» EXTRACTED RECORDS
....

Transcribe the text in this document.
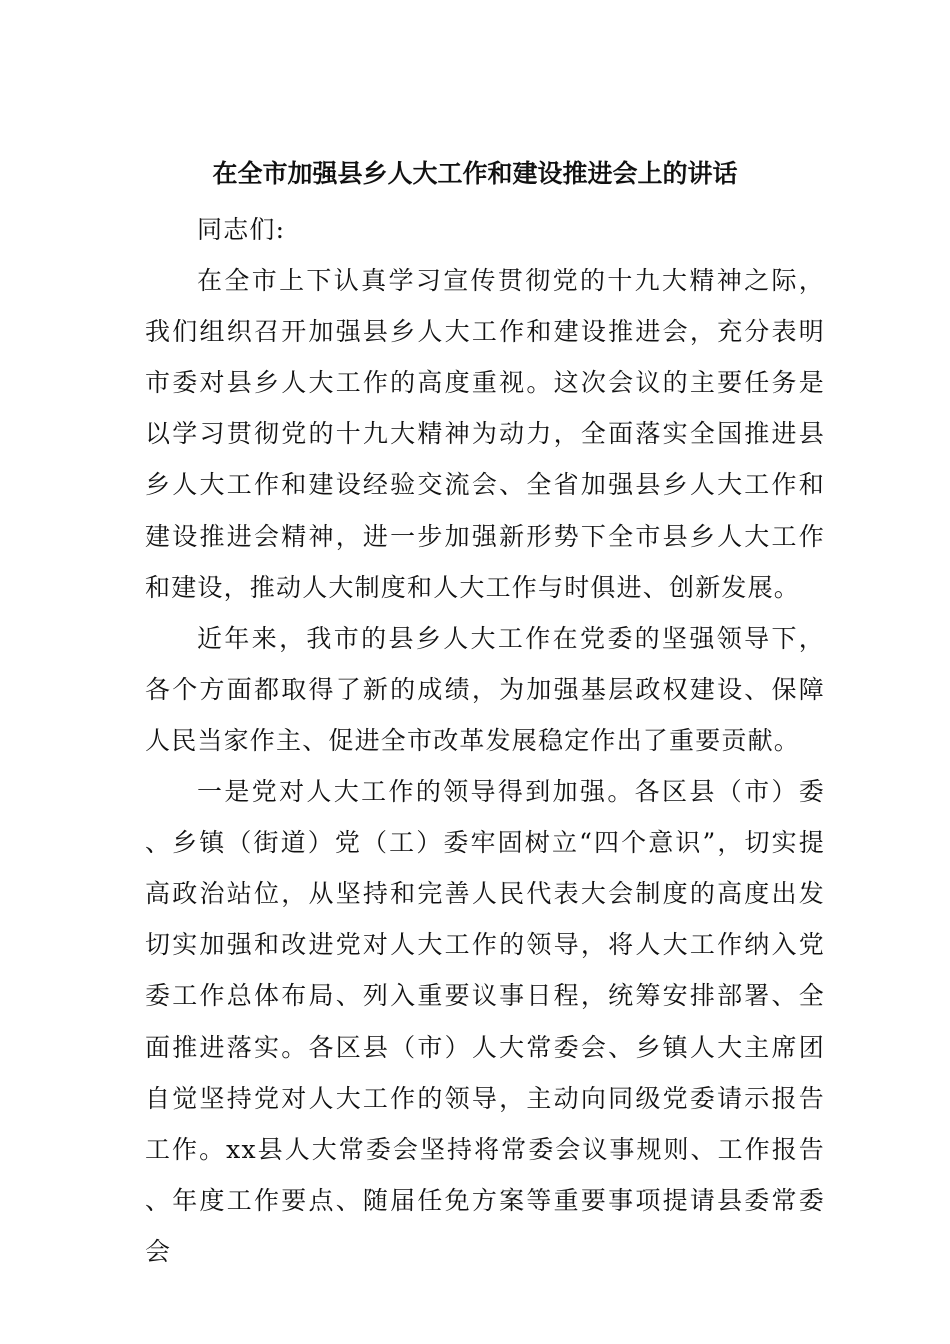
在全市加强县乡人大工作和建设推进会上的讲话

同志们:

在全市上下认真学习宣传贯彻党的十九大精神之际，我们组织召开加强县乡人大工作和建设推进会，充分表明市委对县乡人大工作的高度重视。这次会议的主要任务是以学习贯彻党的十九大精神为动力，全面落实全国推进县乡人大工作和建设经验交流会、全省加强县乡人大工作和建设推进会精神，进一步加强新形势下全市县乡人大工作和建设，推动人大制度和人大工作与时俱进、创新发展。

近年来，我市的县乡人大工作在党委的坚强领导下，各个方面都取得了新的成绩，为加强基层政权建设、保障人民当家作主、促进全市改革发展稳定作出了重要贡献。

一是党对人大工作的领导得到加强。各区县（市）委、乡镇（街道）党（工）委牢固树立“四个意识”，切实提高政治站位，从坚持和完善人民代表大会制度的高度出发切实加强和改进党对人大工作的领导，将人大工作纳入党委工作总体布局、列入重要议事日程，统筹安排部署、全面推进落实。各区县（市）人大常委会、乡镇人大主席团自觉坚持党对人大工作的领导，主动向同级党委请示报告工作。xx县人大常委会坚持将常委会议事规则、工作报告、年度工作要点、随届任免方案等重要事项提请县委常委会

....

Reproduce the records, all of them, word for word; omit the pictures.

» WRITTEN ANSWER
Transcribe the text in this document.
在全市加强县乡人大工作和建设推进会上的讲话

同志们:

在全市上下认真学习宣传贯彻党的十九大精神之际，我们组织召开加强县乡人大工作和建设推进会，充分表明市委对县乡人大工作的高度重视。这次会议的主要任务是以学习贯彻党的十九大精神为动力，全面落实全国推进县乡人大工作和建设经验交流会、全省加强县乡人大工作和建设推进会精神，进一步加强新形势下全市县乡人大工作和建设，推动人大制度和人大工作与时俱进、创新发展。

近年来，我市的县乡人大工作在党委的坚强领导下，各个方面都取得了新的成绩，为加强基层政权建设、保障人民当家作主、促进全市改革发展稳定作出了重要贡献。

一是党对人大工作的领导得到加强。各区县（市）委、乡镇（街道）党（工）委牢固树立“四个意识”，切实提高政治站位，从坚持和完善人民代表大会制度的高度出发切实加强和改进党对人大工作的领导，将人大工作纳入党委工作总体布局、列入重要议事日程，统筹安排部署、全面推进落实。各区县（市）人大常委会、乡镇人大主席团自觉坚持党对人大工作的领导，主动向同级党委请示报告工作。xx县人大常委会坚持将常委会议事规则、工作报告、年度工作要点、随届任免方案等重要事项提请县委常委会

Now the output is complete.